### Exercise description
Repeat exactly the lines from the line containing "Give me a plain-text" to the last line of the listing, including both.

### Stored items
<<<<
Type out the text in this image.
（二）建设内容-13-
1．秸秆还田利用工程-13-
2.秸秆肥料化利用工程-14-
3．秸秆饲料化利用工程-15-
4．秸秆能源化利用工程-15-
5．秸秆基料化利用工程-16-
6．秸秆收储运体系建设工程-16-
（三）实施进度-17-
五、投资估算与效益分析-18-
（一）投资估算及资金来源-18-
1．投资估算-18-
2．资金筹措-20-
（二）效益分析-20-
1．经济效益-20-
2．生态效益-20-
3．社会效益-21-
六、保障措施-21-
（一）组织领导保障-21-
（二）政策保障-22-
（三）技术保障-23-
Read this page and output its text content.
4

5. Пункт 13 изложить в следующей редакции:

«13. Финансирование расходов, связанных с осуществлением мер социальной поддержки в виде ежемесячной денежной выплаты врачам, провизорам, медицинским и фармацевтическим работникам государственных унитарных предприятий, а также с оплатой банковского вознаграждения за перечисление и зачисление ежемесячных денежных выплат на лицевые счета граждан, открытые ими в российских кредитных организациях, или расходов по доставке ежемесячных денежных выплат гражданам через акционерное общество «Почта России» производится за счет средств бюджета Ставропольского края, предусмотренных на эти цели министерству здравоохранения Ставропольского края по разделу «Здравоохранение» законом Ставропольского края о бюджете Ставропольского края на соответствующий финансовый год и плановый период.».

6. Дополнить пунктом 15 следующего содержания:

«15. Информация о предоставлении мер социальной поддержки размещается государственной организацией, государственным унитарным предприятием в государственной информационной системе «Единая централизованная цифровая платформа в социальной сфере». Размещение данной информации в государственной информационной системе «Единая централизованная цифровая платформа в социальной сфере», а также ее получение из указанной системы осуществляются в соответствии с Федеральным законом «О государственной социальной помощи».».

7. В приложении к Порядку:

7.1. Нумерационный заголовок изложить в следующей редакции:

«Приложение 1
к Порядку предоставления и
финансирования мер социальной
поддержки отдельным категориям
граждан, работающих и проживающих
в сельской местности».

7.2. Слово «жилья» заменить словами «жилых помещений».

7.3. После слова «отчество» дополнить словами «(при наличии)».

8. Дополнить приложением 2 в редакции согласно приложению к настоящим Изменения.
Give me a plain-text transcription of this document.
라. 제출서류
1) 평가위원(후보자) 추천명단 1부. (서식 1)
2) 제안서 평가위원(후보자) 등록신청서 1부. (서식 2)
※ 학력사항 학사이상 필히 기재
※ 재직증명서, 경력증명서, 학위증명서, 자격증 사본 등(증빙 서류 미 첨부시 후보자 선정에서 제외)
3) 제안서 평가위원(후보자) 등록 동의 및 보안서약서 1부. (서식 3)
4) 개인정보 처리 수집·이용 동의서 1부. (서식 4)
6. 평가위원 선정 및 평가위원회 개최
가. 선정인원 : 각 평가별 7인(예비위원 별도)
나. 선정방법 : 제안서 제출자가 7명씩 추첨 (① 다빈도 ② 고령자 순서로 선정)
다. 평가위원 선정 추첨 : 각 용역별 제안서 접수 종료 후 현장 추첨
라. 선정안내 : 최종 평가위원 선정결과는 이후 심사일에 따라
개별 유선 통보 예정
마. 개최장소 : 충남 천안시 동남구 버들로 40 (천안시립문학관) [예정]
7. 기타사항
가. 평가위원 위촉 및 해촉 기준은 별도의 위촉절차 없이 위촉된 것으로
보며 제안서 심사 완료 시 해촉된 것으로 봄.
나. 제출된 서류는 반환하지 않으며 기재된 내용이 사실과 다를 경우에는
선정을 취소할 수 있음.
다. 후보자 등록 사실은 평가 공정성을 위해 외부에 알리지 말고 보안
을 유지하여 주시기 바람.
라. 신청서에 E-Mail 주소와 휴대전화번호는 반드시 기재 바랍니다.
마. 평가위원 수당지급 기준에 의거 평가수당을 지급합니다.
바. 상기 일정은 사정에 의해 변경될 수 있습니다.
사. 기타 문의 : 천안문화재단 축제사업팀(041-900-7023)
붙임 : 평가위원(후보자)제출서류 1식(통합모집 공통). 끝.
>>>>
### The completed task
Give me a plain-text transcription of this document.
라. 제출서류
1) 평가위원(후보자) 추천명단 1부. (서식 1)
2) 제안서 평가위원(후보자) 등록신청서 1부. (서식 2)
※ 학력사항 학사이상 필히 기재
※ 재직증명서, 경력증명서, 학위증명서, 자격증 사본 등(증빙 서류 미 첨부시 후보자 선정에서 제외)
3) 제안서 평가위원(후보자) 등록 동의 및 보안서약서 1부. (서식 3)
4) 개인정보 처리 수집·이용 동의서 1부. (서식 4)
6. 평가위원 선정 및 평가위원회 개최
가. 선정인원 : 각 평가별 7인(예비위원 별도)
나. 선정방법 : 제안서 제출자가 7명씩 추첨 (① 다빈도 ② 고령자 순서로 선정)
다. 평가위원 선정 추첨 : 각 용역별 제안서 접수 종료 후 현장 추첨
라. 선정안내 : 최종 평가위원 선정결과는 이후 심사일에 따라
개별 유선 통보 예정
마. 개최장소 : 충남 천안시 동남구 버들로 40 (천안시립문학관) [예정]
7. 기타사항
가. 평가위원 위촉 및 해촉 기준은 별도의 위촉절차 없이 위촉된 것으로
보며 제안서 심사 완료 시 해촉된 것으로 봄.
나. 제출된 서류는 반환하지 않으며 기재된 내용이 사실과 다를 경우에는
선정을 취소할 수 있음.
다. 후보자 등록 사실은 평가 공정성을 위해 외부에 알리지 말고 보안
을 유지하여 주시기 바람.
라. 신청서에 E-Mail 주소와 휴대전화번호는 반드시 기재 바랍니다.
마. 평가위원 수당지급 기준에 의거 평가수당을 지급합니다.
바. 상기 일정은 사정에 의해 변경될 수 있습니다.
사. 기타 문의 : 천안문화재단 축제사업팀(041-900-7023)
붙임 : 평가위원(후보자)제출서류 1식(통합모집 공통). 끝.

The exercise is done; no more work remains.